Please quote every line word for word.

* START RECORDS TO PROCESS *

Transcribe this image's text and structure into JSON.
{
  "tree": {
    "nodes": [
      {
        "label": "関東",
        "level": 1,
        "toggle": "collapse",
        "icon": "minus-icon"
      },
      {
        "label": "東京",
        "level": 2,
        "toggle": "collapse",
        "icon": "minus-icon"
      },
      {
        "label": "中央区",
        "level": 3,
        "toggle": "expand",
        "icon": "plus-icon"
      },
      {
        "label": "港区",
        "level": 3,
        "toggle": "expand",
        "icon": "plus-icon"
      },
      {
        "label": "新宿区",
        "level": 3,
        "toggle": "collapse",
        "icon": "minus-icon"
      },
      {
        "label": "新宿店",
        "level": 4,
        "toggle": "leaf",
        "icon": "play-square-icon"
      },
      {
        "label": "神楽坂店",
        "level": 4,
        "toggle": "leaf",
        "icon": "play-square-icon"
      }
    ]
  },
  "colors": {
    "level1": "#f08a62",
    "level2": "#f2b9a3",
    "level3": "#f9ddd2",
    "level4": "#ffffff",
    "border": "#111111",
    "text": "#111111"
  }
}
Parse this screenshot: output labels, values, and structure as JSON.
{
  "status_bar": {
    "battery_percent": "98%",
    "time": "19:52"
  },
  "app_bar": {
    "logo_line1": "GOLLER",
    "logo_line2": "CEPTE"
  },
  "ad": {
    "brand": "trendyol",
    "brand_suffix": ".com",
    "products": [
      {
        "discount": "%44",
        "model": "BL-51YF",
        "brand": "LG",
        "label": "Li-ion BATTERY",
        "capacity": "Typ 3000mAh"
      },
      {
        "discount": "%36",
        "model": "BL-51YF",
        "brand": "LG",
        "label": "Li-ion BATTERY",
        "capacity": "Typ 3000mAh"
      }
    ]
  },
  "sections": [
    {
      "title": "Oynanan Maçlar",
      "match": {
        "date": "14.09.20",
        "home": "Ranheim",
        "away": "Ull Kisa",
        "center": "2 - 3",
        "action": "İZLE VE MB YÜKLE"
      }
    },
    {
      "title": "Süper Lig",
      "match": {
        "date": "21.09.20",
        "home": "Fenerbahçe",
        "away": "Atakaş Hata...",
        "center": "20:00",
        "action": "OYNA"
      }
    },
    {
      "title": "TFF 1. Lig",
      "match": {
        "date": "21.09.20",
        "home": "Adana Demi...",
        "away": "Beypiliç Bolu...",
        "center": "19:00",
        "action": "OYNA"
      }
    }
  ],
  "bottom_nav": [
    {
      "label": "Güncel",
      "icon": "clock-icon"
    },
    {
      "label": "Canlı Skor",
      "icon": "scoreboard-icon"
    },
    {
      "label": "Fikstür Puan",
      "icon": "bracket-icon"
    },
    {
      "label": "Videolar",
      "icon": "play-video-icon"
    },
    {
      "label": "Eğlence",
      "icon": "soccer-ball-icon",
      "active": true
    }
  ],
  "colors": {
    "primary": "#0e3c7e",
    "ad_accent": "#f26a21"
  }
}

* END RECORDS TO PROCESS *

=== EXERCISE RESPONSE ===
Transcribe this image's text and structure into JSON.
{
  "tree": {
    "nodes": [
      {
        "label": "関東",
        "level": 1,
        "toggle": "collapse",
        "icon": "minus-icon"
      },
      {
        "label": "東京",
        "level": 2,
        "toggle": "collapse",
        "icon": "minus-icon"
      },
      {
        "label": "中央区",
        "level": 3,
        "toggle": "expand",
        "icon": "plus-icon"
      },
      {
        "label": "港区",
        "level": 3,
        "toggle": "expand",
        "icon": "plus-icon"
      },
      {
        "label": "新宿区",
        "level": 3,
        "toggle": "collapse",
        "icon": "minus-icon"
      },
      {
        "label": "新宿店",
        "level": 4,
        "toggle": "leaf",
        "icon": "play-square-icon"
      },
      {
        "label": "神楽坂店",
        "level": 4,
        "toggle": "leaf",
        "icon": "play-square-icon"
      }
    ]
  },
  "colors": {
    "level1": "#f08a62",
    "level2": "#f2b9a3",
    "level3": "#f9ddd2",
    "level4": "#ffffff",
    "border": "#111111",
    "text": "#111111"
  }
}
Parse this screenshot: output labels, values, and structure as JSON.
{
  "status_bar": {
    "battery_percent": "98%",
    "time": "19:52"
  },
  "app_bar": {
    "logo_line1": "GOLLER",
    "logo_line2": "CEPTE"
  },
  "ad": {
    "brand": "trendyol",
    "brand_suffix": ".com",
    "products": [
      {
        "discount": "%44",
        "model": "BL-51YF",
        "brand": "LG",
        "label": "Li-ion BATTERY",
        "capacity": "Typ 3000mAh"
      },
      {
        "discount": "%36",
        "model": "BL-51YF",
        "brand": "LG",
        "label": "Li-ion BATTERY",
        "capacity": "Typ 3000mAh"
      }
    ]
  },
  "sections": [
    {
      "title": "Oynanan Maçlar",
      "match": {
        "date": "14.09.20",
        "home": "Ranheim",
        "away": "Ull Kisa",
        "center": "2 - 3",
        "action": "İZLE VE MB YÜKLE"
      }
    },
    {
      "title": "Süper Lig",
      "match": {
        "date": "21.09.20",
        "home": "Fenerbahçe",
        "away": "Atakaş Hata...",
        "center": "20:00",
        "action": "OYNA"
      }
    },
    {
      "title": "TFF 1. Lig",
      "match": {
        "date": "21.09.20",
        "home": "Adana Demi...",
        "away": "Beypiliç Bolu...",
        "center": "19:00",
        "action": "OYNA"
      }
    }
  ],
  "bottom_nav": [
    {
      "label": "Güncel",
      "icon": "clock-icon"
    },
    {
      "label": "Canlı Skor",
      "icon": "scoreboard-icon"
    },
    {
      "label": "Fikstür Puan",
      "icon": "bracket-icon"
    },
    {
      "label": "Videolar",
      "icon": "play-video-icon"
    },
    {
      "label": "Eğlence",
      "icon": "soccer-ball-icon",
      "active": true
    }
  ],
  "colors": {
    "primary": "#0e3c7e",
    "ad_accent": "#f26a21"
  }
}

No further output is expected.